=== EXERCISE INPUTS ===
## Start
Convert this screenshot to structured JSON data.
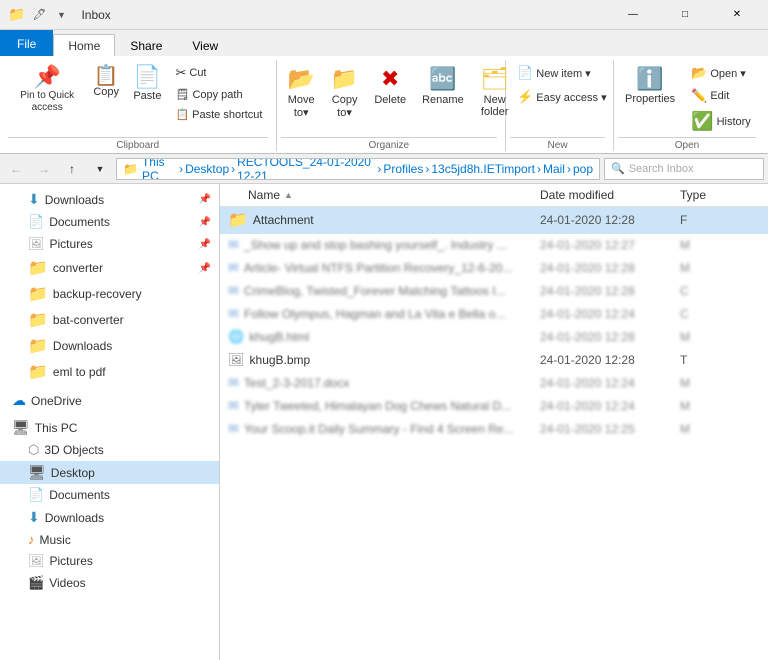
{
  "titlebar": {
    "title": "Inbox",
    "quick_access_icon": "📁",
    "minimize_label": "—",
    "maximize_label": "□",
    "close_label": "✕"
  },
  "ribbon": {
    "tabs": [
      "File",
      "Home",
      "Share",
      "View"
    ],
    "active_tab": "Home",
    "groups": {
      "clipboard": {
        "label": "Clipboard",
        "pin_label": "Pin to Quick\naccess",
        "copy_label": "Copy",
        "paste_label": "Paste",
        "cut_label": "Cut",
        "cut_path_label": "Copy path",
        "paste_shortcut_label": "Paste shortcut"
      },
      "organize": {
        "label": "Organize",
        "move_to_label": "Move\nto▾",
        "copy_to_label": "Copy\nto▾",
        "delete_label": "Delete",
        "rename_label": "Rename",
        "new_folder_label": "New\nfolder"
      },
      "new": {
        "label": "New",
        "new_item_label": "New item ▾",
        "easy_access_label": "Easy access ▾"
      },
      "open_group": {
        "label": "Open",
        "properties_label": "Properties",
        "open_label": "Open ▾",
        "edit_label": "Edit",
        "history_label": "History"
      }
    }
  },
  "address_bar": {
    "path_parts": [
      "This PC",
      "Desktop",
      "RECTOOLS_24-01-2020 12-21",
      "Profiles",
      "13c5jd8h.IETimport",
      "Mail",
      "pop"
    ],
    "search_placeholder": "Search Inbox"
  },
  "sidebar": {
    "quick_access_items": [
      {
        "label": "Downloads",
        "icon": "downloads",
        "pinned": true
      },
      {
        "label": "Documents",
        "icon": "documents",
        "pinned": true
      },
      {
        "label": "Pictures",
        "icon": "pictures",
        "pinned": true
      },
      {
        "label": "converter",
        "icon": "folder",
        "pinned": true
      },
      {
        "label": "backup-recovery",
        "icon": "folder",
        "pinned": false
      },
      {
        "label": "bat-converter",
        "icon": "folder",
        "pinned": false
      },
      {
        "label": "Downloads",
        "icon": "folder",
        "pinned": false
      },
      {
        "label": "eml to pdf",
        "icon": "folder",
        "pinned": false
      }
    ],
    "onedrive_label": "OneDrive",
    "this_pc_label": "This PC",
    "this_pc_items": [
      {
        "label": "3D Objects",
        "icon": "3dobjects"
      },
      {
        "label": "Desktop",
        "icon": "desktop",
        "selected": true
      },
      {
        "label": "Documents",
        "icon": "documents"
      },
      {
        "label": "Downloads",
        "icon": "downloads"
      },
      {
        "label": "Music",
        "icon": "music"
      },
      {
        "label": "Pictures",
        "icon": "pictures"
      },
      {
        "label": "Videos",
        "icon": "videos"
      }
    ]
  },
  "file_list": {
    "columns": [
      "Name",
      "Date modified",
      "Type"
    ],
    "sort_column": "Name",
    "sort_dir": "asc",
    "rows": [
      {
        "name": "Attachment",
        "date": "24-01-2020 12:28",
        "type": "F",
        "icon": "folder",
        "selected": true
      },
      {
        "name": "_Show up and stop bashing yourself_. Industry ...",
        "date": "24-01-2020 12:27",
        "type": "M",
        "icon": "email",
        "blurred": true
      },
      {
        "name": "Article- Virtual NTFS Partition Recovery_12-6-20...",
        "date": "24-01-2020 12:28",
        "type": "M",
        "icon": "email",
        "blurred": true
      },
      {
        "name": "CrimeBlog, Twisted_Forever Matching Tattoos I...",
        "date": "24-01-2020 12:28",
        "type": "C",
        "icon": "email",
        "blurred": true
      },
      {
        "name": "Follow Olympus, Hagman and La Vita e Bella o...",
        "date": "24-01-2020 12:24",
        "type": "C",
        "icon": "email",
        "blurred": true
      },
      {
        "name": "khugB.html",
        "date": "24-01-2020 12:28",
        "type": "M",
        "icon": "chrome",
        "blurred": true
      },
      {
        "name": "khugB.bmp",
        "date": "24-01-2020 12:28",
        "type": "T",
        "icon": "bmp",
        "blurred": false
      },
      {
        "name": "Test_2-3-2017.docx",
        "date": "24-01-2020 12:24",
        "type": "M",
        "icon": "email",
        "blurred": true
      },
      {
        "name": "Tyler Tweeted, Himalayan Dog Chews Natural D...",
        "date": "24-01-2020 12:24",
        "type": "M",
        "icon": "email",
        "blurred": true
      },
      {
        "name": "Your Scoop.it Daily Summary - Find 4 Screen Re...",
        "date": "24-01-2020 12:25",
        "type": "M",
        "icon": "email",
        "blurred": true
      }
    ]
  }
}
## End
=== WRITTEN PROBLEM ===
The records above are to be quoted exactly, with all pictures left out.

=== WORKED SOLUTION ===
Convert this screenshot to structured JSON data.
{
  "titlebar": {
    "title": "Inbox",
    "quick_access_icon": "📁",
    "minimize_label": "—",
    "maximize_label": "□",
    "close_label": "✕"
  },
  "ribbon": {
    "tabs": [
      "File",
      "Home",
      "Share",
      "View"
    ],
    "active_tab": "Home",
    "groups": {
      "clipboard": {
        "label": "Clipboard",
        "pin_label": "Pin to Quick\naccess",
        "copy_label": "Copy",
        "paste_label": "Paste",
        "cut_label": "Cut",
        "cut_path_label": "Copy path",
        "paste_shortcut_label": "Paste shortcut"
      },
      "organize": {
        "label": "Organize",
        "move_to_label": "Move\nto▾",
        "copy_to_label": "Copy\nto▾",
        "delete_label": "Delete",
        "rename_label": "Rename",
        "new_folder_label": "New\nfolder"
      },
      "new": {
        "label": "New",
        "new_item_label": "New item ▾",
        "easy_access_label": "Easy access ▾"
      },
      "open_group": {
        "label": "Open",
        "properties_label": "Properties",
        "open_label": "Open ▾",
        "edit_label": "Edit",
        "history_label": "History"
      }
    }
  },
  "address_bar": {
    "path_parts": [
      "This PC",
      "Desktop",
      "RECTOOLS_24-01-2020 12-21",
      "Profiles",
      "13c5jd8h.IETimport",
      "Mail",
      "pop"
    ],
    "search_placeholder": "Search Inbox"
  },
  "sidebar": {
    "quick_access_items": [
      {
        "label": "Downloads",
        "icon": "downloads",
        "pinned": true
      },
      {
        "label": "Documents",
        "icon": "documents",
        "pinned": true
      },
      {
        "label": "Pictures",
        "icon": "pictures",
        "pinned": true
      },
      {
        "label": "converter",
        "icon": "folder",
        "pinned": true
      },
      {
        "label": "backup-recovery",
        "icon": "folder",
        "pinned": false
      },
      {
        "label": "bat-converter",
        "icon": "folder",
        "pinned": false
      },
      {
        "label": "Downloads",
        "icon": "folder",
        "pinned": false
      },
      {
        "label": "eml to pdf",
        "icon": "folder",
        "pinned": false
      }
    ],
    "onedrive_label": "OneDrive",
    "this_pc_label": "This PC",
    "this_pc_items": [
      {
        "label": "3D Objects",
        "icon": "3dobjects"
      },
      {
        "label": "Desktop",
        "icon": "desktop",
        "selected": true
      },
      {
        "label": "Documents",
        "icon": "documents"
      },
      {
        "label": "Downloads",
        "icon": "downloads"
      },
      {
        "label": "Music",
        "icon": "music"
      },
      {
        "label": "Pictures",
        "icon": "pictures"
      },
      {
        "label": "Videos",
        "icon": "videos"
      }
    ]
  },
  "file_list": {
    "columns": [
      "Name",
      "Date modified",
      "Type"
    ],
    "sort_column": "Name",
    "sort_dir": "asc",
    "rows": [
      {
        "name": "Attachment",
        "date": "24-01-2020 12:28",
        "type": "F",
        "icon": "folder",
        "selected": true
      },
      {
        "name": "_Show up and stop bashing yourself_. Industry ...",
        "date": "24-01-2020 12:27",
        "type": "M",
        "icon": "email",
        "blurred": true
      },
      {
        "name": "Article- Virtual NTFS Partition Recovery_12-6-20...",
        "date": "24-01-2020 12:28",
        "type": "M",
        "icon": "email",
        "blurred": true
      },
      {
        "name": "CrimeBlog, Twisted_Forever Matching Tattoos I...",
        "date": "24-01-2020 12:28",
        "type": "C",
        "icon": "email",
        "blurred": true
      },
      {
        "name": "Follow Olympus, Hagman and La Vita e Bella o...",
        "date": "24-01-2020 12:24",
        "type": "C",
        "icon": "email",
        "blurred": true
      },
      {
        "name": "khugB.html",
        "date": "24-01-2020 12:28",
        "type": "M",
        "icon": "chrome",
        "blurred": true
      },
      {
        "name": "khugB.bmp",
        "date": "24-01-2020 12:28",
        "type": "T",
        "icon": "bmp",
        "blurred": false
      },
      {
        "name": "Test_2-3-2017.docx",
        "date": "24-01-2020 12:24",
        "type": "M",
        "icon": "email",
        "blurred": true
      },
      {
        "name": "Tyler Tweeted, Himalayan Dog Chews Natural D...",
        "date": "24-01-2020 12:24",
        "type": "M",
        "icon": "email",
        "blurred": true
      },
      {
        "name": "Your Scoop.it Daily Summary - Find 4 Screen Re...",
        "date": "24-01-2020 12:25",
        "type": "M",
        "icon": "email",
        "blurred": true
      }
    ]
  }
}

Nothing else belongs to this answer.